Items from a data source
________

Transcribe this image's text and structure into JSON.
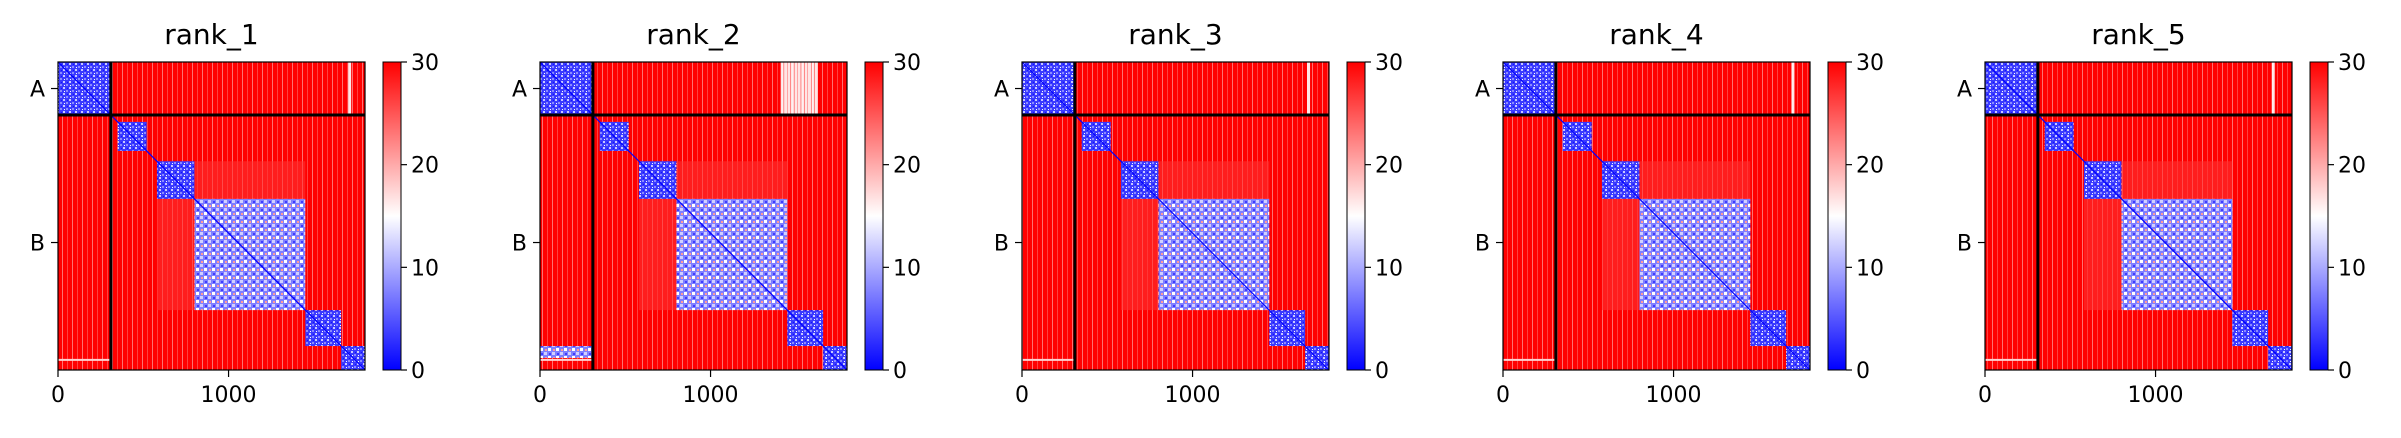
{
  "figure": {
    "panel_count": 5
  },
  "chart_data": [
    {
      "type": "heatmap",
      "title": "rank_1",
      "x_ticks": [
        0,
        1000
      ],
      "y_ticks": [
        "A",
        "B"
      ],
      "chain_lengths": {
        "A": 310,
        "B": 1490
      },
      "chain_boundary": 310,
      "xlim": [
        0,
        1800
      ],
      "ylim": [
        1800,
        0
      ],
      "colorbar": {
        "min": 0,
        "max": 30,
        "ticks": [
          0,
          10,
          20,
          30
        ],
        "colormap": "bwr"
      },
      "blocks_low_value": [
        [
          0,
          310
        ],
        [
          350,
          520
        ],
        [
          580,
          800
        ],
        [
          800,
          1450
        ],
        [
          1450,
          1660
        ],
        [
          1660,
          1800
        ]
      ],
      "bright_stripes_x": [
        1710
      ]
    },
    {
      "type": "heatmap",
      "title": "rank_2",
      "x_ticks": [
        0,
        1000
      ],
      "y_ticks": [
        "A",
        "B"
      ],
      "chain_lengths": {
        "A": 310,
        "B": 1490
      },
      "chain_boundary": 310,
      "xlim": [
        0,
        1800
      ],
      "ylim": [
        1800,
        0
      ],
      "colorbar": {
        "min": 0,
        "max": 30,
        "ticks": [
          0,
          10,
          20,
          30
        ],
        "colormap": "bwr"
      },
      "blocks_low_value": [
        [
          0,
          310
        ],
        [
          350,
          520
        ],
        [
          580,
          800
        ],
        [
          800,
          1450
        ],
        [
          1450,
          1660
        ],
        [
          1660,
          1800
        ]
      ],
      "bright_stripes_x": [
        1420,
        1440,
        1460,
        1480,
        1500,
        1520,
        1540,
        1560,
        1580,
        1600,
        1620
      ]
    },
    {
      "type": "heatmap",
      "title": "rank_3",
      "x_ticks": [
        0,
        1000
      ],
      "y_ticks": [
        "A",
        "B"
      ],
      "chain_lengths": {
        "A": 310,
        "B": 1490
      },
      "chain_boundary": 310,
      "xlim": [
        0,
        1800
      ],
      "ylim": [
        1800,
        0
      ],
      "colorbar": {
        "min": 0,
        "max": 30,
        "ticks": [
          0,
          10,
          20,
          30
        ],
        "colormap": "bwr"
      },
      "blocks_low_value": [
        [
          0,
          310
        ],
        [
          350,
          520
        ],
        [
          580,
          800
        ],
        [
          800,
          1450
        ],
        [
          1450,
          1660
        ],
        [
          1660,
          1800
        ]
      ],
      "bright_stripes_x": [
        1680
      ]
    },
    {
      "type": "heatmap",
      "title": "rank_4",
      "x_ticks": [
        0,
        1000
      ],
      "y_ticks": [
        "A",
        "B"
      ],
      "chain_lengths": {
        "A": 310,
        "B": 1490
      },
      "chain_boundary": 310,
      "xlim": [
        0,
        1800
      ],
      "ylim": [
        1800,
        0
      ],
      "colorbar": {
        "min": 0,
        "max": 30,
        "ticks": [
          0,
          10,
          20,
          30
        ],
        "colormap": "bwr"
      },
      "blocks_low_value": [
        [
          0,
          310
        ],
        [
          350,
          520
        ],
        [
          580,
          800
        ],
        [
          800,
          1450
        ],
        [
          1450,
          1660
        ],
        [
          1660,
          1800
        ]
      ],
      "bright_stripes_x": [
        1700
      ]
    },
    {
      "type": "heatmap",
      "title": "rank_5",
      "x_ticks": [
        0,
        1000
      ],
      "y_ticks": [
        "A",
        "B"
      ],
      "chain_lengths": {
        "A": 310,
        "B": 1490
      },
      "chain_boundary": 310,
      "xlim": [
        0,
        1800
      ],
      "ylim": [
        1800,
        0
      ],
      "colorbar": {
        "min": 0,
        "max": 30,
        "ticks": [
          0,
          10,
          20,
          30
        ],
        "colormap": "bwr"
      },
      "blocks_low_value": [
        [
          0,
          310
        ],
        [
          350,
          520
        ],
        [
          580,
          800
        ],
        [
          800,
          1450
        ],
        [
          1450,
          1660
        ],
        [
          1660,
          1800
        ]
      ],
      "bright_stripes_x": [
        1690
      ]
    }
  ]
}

________

WHAT YOU ARE ASKED TO DO: Write out every entry again word for word, without any of the pictures.

RESULT:
Transcribe this image's text and structure into JSON.
{
  "figure": {
    "panel_count": 5
  },
  "chart_data": [
    {
      "type": "heatmap",
      "title": "rank_1",
      "x_ticks": [
        0,
        1000
      ],
      "y_ticks": [
        "A",
        "B"
      ],
      "chain_lengths": {
        "A": 310,
        "B": 1490
      },
      "chain_boundary": 310,
      "xlim": [
        0,
        1800
      ],
      "ylim": [
        1800,
        0
      ],
      "colorbar": {
        "min": 0,
        "max": 30,
        "ticks": [
          0,
          10,
          20,
          30
        ],
        "colormap": "bwr"
      },
      "blocks_low_value": [
        [
          0,
          310
        ],
        [
          350,
          520
        ],
        [
          580,
          800
        ],
        [
          800,
          1450
        ],
        [
          1450,
          1660
        ],
        [
          1660,
          1800
        ]
      ],
      "bright_stripes_x": [
        1710
      ]
    },
    {
      "type": "heatmap",
      "title": "rank_2",
      "x_ticks": [
        0,
        1000
      ],
      "y_ticks": [
        "A",
        "B"
      ],
      "chain_lengths": {
        "A": 310,
        "B": 1490
      },
      "chain_boundary": 310,
      "xlim": [
        0,
        1800
      ],
      "ylim": [
        1800,
        0
      ],
      "colorbar": {
        "min": 0,
        "max": 30,
        "ticks": [
          0,
          10,
          20,
          30
        ],
        "colormap": "bwr"
      },
      "blocks_low_value": [
        [
          0,
          310
        ],
        [
          350,
          520
        ],
        [
          580,
          800
        ],
        [
          800,
          1450
        ],
        [
          1450,
          1660
        ],
        [
          1660,
          1800
        ]
      ],
      "bright_stripes_x": [
        1420,
        1440,
        1460,
        1480,
        1500,
        1520,
        1540,
        1560,
        1580,
        1600,
        1620
      ]
    },
    {
      "type": "heatmap",
      "title": "rank_3",
      "x_ticks": [
        0,
        1000
      ],
      "y_ticks": [
        "A",
        "B"
      ],
      "chain_lengths": {
        "A": 310,
        "B": 1490
      },
      "chain_boundary": 310,
      "xlim": [
        0,
        1800
      ],
      "ylim": [
        1800,
        0
      ],
      "colorbar": {
        "min": 0,
        "max": 30,
        "ticks": [
          0,
          10,
          20,
          30
        ],
        "colormap": "bwr"
      },
      "blocks_low_value": [
        [
          0,
          310
        ],
        [
          350,
          520
        ],
        [
          580,
          800
        ],
        [
          800,
          1450
        ],
        [
          1450,
          1660
        ],
        [
          1660,
          1800
        ]
      ],
      "bright_stripes_x": [
        1680
      ]
    },
    {
      "type": "heatmap",
      "title": "rank_4",
      "x_ticks": [
        0,
        1000
      ],
      "y_ticks": [
        "A",
        "B"
      ],
      "chain_lengths": {
        "A": 310,
        "B": 1490
      },
      "chain_boundary": 310,
      "xlim": [
        0,
        1800
      ],
      "ylim": [
        1800,
        0
      ],
      "colorbar": {
        "min": 0,
        "max": 30,
        "ticks": [
          0,
          10,
          20,
          30
        ],
        "colormap": "bwr"
      },
      "blocks_low_value": [
        [
          0,
          310
        ],
        [
          350,
          520
        ],
        [
          580,
          800
        ],
        [
          800,
          1450
        ],
        [
          1450,
          1660
        ],
        [
          1660,
          1800
        ]
      ],
      "bright_stripes_x": [
        1700
      ]
    },
    {
      "type": "heatmap",
      "title": "rank_5",
      "x_ticks": [
        0,
        1000
      ],
      "y_ticks": [
        "A",
        "B"
      ],
      "chain_lengths": {
        "A": 310,
        "B": 1490
      },
      "chain_boundary": 310,
      "xlim": [
        0,
        1800
      ],
      "ylim": [
        1800,
        0
      ],
      "colorbar": {
        "min": 0,
        "max": 30,
        "ticks": [
          0,
          10,
          20,
          30
        ],
        "colormap": "bwr"
      },
      "blocks_low_value": [
        [
          0,
          310
        ],
        [
          350,
          520
        ],
        [
          580,
          800
        ],
        [
          800,
          1450
        ],
        [
          1450,
          1660
        ],
        [
          1660,
          1800
        ]
      ],
      "bright_stripes_x": [
        1690
      ]
    }
  ]
}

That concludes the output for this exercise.